- Exercise details
Pull out every line from the listing that has the word "labels".

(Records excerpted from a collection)
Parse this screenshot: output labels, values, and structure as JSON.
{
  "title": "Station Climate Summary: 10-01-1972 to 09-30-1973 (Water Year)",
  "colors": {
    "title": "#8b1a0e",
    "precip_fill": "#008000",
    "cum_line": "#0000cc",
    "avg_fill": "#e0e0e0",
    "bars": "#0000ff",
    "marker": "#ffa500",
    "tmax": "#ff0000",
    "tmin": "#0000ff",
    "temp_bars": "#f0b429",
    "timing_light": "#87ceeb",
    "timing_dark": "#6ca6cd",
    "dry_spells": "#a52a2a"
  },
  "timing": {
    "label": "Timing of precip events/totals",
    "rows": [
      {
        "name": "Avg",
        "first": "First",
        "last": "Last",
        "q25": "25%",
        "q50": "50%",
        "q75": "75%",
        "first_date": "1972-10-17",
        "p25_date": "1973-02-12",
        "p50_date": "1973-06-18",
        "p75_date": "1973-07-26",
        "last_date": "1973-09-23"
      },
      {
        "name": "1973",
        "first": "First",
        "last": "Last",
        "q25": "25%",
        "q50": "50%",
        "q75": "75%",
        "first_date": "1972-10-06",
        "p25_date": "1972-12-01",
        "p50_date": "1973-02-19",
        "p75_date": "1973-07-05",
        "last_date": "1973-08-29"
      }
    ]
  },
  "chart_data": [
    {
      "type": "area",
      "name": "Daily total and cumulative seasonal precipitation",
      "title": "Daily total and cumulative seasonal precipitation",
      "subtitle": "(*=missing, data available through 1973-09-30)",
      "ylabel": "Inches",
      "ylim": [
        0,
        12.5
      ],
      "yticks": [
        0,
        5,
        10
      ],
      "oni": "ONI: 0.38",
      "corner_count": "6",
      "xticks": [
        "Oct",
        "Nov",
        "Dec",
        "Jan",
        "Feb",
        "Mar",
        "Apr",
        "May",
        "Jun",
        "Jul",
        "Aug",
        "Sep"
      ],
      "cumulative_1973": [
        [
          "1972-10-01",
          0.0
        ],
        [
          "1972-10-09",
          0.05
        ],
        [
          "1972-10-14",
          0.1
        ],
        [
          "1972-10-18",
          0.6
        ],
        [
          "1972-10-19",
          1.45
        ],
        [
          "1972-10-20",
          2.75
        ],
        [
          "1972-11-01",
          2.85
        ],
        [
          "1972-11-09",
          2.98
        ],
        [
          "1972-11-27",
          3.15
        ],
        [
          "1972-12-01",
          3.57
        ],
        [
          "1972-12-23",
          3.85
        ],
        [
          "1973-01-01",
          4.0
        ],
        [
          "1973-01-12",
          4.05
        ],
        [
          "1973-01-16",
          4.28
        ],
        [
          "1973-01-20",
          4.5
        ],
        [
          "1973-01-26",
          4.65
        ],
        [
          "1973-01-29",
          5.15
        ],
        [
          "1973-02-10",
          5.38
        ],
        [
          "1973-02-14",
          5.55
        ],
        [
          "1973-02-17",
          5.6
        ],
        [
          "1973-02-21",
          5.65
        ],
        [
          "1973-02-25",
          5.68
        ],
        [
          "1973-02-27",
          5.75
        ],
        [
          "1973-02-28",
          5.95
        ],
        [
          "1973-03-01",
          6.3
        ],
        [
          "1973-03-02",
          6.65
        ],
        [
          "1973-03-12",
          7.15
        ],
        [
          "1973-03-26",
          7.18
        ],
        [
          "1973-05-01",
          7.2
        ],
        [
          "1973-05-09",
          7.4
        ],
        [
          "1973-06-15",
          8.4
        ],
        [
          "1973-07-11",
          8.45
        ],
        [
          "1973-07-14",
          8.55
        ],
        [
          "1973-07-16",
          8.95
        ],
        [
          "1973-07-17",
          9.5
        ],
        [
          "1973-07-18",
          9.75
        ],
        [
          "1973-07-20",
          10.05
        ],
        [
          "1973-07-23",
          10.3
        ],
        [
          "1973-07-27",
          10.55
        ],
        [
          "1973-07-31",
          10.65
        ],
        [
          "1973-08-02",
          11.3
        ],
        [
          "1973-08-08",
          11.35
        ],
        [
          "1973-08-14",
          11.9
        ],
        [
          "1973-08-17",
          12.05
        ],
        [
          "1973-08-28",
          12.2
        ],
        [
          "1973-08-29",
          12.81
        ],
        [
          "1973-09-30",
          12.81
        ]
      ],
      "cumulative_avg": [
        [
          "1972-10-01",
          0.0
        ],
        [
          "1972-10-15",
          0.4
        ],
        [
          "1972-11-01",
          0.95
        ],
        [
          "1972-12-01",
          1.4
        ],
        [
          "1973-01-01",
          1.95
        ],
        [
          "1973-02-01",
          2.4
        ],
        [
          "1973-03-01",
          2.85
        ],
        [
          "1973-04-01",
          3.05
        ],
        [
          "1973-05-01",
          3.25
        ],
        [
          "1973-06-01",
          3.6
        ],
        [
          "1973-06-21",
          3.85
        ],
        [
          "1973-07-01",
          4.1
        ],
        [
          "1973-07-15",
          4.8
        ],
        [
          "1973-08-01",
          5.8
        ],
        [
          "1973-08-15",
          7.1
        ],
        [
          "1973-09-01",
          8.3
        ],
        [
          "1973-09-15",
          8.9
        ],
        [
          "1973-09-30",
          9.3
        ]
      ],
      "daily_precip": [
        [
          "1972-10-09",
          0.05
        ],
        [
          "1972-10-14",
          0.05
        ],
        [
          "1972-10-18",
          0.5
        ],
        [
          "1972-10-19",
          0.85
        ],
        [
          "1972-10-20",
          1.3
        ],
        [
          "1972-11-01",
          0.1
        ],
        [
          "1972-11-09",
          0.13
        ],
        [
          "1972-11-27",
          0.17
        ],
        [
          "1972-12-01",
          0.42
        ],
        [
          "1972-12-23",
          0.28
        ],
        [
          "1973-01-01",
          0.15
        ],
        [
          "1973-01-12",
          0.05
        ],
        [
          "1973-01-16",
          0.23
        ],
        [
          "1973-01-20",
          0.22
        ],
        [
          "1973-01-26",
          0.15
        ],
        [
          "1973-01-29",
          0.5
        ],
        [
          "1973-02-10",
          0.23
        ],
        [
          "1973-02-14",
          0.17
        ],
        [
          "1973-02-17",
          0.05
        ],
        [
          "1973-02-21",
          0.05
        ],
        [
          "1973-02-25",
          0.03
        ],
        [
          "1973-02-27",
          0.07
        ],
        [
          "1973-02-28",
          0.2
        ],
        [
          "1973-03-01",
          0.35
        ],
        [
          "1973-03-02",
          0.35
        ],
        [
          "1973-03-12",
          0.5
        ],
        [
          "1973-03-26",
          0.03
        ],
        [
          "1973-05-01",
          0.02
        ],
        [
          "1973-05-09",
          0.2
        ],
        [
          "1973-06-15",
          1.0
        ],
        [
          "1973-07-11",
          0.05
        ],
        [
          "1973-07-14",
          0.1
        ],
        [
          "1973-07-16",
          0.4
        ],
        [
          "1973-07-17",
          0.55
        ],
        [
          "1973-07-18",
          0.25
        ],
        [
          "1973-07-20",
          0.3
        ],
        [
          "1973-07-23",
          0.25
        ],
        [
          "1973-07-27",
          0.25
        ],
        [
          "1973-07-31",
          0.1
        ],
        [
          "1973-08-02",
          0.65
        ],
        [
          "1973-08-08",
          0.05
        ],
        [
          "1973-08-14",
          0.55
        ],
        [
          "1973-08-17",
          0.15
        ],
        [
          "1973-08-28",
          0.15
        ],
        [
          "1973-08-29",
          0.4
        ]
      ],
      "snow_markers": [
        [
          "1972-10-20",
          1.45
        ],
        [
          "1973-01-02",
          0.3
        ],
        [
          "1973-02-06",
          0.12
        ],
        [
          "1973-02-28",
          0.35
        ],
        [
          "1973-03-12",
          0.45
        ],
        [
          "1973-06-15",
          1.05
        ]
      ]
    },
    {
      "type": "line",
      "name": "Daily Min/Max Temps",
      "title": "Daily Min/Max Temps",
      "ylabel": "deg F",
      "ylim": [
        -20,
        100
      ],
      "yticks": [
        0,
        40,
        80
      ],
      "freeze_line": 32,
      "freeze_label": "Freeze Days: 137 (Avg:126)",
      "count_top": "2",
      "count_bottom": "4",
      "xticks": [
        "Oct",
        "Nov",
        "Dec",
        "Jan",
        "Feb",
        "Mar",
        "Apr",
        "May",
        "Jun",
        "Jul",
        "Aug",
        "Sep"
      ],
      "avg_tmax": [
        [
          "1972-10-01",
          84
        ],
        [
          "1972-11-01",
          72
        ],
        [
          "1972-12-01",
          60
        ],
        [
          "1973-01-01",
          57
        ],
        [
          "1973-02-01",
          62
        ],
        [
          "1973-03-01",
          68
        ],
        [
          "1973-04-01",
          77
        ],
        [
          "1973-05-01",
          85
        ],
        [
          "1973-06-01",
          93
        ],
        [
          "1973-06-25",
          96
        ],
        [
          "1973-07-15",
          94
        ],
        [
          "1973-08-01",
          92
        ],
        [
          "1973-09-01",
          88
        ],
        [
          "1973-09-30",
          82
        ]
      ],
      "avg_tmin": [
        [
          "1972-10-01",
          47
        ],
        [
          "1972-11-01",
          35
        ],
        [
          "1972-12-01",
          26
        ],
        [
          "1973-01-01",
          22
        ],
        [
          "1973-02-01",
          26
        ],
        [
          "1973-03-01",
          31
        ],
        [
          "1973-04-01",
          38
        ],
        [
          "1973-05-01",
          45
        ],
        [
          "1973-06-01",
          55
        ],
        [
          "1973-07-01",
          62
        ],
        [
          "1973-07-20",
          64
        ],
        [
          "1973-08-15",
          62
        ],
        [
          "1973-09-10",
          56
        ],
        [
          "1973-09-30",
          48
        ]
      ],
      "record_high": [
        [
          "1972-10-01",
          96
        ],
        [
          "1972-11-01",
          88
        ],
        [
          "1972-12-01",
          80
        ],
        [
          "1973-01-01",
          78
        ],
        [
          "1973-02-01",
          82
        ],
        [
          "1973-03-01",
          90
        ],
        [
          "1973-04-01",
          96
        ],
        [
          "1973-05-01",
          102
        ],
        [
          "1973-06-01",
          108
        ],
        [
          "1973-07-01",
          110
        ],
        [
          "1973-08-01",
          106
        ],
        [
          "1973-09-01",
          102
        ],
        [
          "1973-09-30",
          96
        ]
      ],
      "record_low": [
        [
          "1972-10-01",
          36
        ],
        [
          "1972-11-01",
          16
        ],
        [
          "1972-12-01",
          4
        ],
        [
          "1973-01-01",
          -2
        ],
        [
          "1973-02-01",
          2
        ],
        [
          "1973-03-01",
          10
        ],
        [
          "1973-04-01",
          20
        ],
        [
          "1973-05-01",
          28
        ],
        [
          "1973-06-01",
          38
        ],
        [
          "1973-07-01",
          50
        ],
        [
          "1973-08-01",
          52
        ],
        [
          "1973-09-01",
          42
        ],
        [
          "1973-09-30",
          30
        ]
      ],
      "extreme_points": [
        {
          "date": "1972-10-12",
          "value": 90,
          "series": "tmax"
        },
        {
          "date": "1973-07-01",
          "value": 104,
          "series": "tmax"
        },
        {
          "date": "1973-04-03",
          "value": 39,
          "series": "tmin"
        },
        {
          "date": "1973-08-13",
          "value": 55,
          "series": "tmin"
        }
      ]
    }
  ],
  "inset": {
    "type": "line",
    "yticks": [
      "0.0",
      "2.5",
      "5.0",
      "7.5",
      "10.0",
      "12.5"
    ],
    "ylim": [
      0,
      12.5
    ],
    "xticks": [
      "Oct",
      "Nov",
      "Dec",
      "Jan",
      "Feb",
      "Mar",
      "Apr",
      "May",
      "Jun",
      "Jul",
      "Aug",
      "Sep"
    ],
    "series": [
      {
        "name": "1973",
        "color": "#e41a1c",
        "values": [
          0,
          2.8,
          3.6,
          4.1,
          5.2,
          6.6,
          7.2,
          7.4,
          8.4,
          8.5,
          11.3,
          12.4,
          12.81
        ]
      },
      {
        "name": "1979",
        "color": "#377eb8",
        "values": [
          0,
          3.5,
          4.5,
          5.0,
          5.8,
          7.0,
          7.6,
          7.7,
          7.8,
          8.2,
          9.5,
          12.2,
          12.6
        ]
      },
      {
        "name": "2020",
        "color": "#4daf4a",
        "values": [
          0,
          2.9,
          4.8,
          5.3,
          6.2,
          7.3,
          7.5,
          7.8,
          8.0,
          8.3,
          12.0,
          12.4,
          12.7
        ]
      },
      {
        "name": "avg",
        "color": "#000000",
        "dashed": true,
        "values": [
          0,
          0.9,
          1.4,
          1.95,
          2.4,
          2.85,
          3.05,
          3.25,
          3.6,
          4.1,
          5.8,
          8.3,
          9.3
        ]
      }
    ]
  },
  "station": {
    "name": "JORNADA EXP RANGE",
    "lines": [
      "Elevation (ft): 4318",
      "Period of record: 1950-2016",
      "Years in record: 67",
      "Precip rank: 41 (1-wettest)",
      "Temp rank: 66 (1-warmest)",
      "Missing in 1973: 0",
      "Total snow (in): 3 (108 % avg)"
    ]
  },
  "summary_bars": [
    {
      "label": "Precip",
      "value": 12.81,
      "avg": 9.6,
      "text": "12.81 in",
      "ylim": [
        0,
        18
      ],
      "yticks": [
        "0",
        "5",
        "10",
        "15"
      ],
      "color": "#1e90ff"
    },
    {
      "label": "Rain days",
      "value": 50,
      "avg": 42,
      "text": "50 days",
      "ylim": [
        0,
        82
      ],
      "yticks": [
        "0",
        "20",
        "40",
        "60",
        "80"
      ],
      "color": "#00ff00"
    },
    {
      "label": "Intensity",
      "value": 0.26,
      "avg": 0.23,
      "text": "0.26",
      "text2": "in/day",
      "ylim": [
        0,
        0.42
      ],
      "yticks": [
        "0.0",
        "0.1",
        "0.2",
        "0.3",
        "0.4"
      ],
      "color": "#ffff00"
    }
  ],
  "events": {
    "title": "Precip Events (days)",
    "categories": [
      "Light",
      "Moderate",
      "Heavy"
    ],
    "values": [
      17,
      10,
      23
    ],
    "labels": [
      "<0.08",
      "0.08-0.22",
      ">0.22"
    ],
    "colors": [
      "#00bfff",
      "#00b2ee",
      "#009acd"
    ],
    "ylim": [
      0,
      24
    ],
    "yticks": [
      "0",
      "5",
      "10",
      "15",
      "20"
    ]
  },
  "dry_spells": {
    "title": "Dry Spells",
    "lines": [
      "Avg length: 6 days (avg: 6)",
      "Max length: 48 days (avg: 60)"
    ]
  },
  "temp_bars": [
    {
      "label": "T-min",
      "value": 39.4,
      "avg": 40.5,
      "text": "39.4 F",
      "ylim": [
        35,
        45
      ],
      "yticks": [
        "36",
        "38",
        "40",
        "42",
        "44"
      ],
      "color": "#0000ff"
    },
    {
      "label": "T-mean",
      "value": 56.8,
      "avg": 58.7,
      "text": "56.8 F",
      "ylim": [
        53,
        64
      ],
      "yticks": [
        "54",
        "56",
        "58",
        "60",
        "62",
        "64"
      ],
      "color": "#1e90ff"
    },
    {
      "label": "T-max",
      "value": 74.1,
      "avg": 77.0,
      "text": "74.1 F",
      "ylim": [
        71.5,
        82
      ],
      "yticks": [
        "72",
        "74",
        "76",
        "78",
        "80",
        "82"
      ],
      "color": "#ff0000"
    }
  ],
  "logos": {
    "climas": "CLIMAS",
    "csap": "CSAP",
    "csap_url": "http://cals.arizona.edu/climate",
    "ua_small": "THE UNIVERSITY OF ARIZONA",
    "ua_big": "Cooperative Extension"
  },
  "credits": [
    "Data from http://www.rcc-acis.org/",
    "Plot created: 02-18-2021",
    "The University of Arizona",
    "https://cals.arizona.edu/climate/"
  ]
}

- Response to this task
Parse this screenshot: output labels, values, and structure as JSON.
    "labels": [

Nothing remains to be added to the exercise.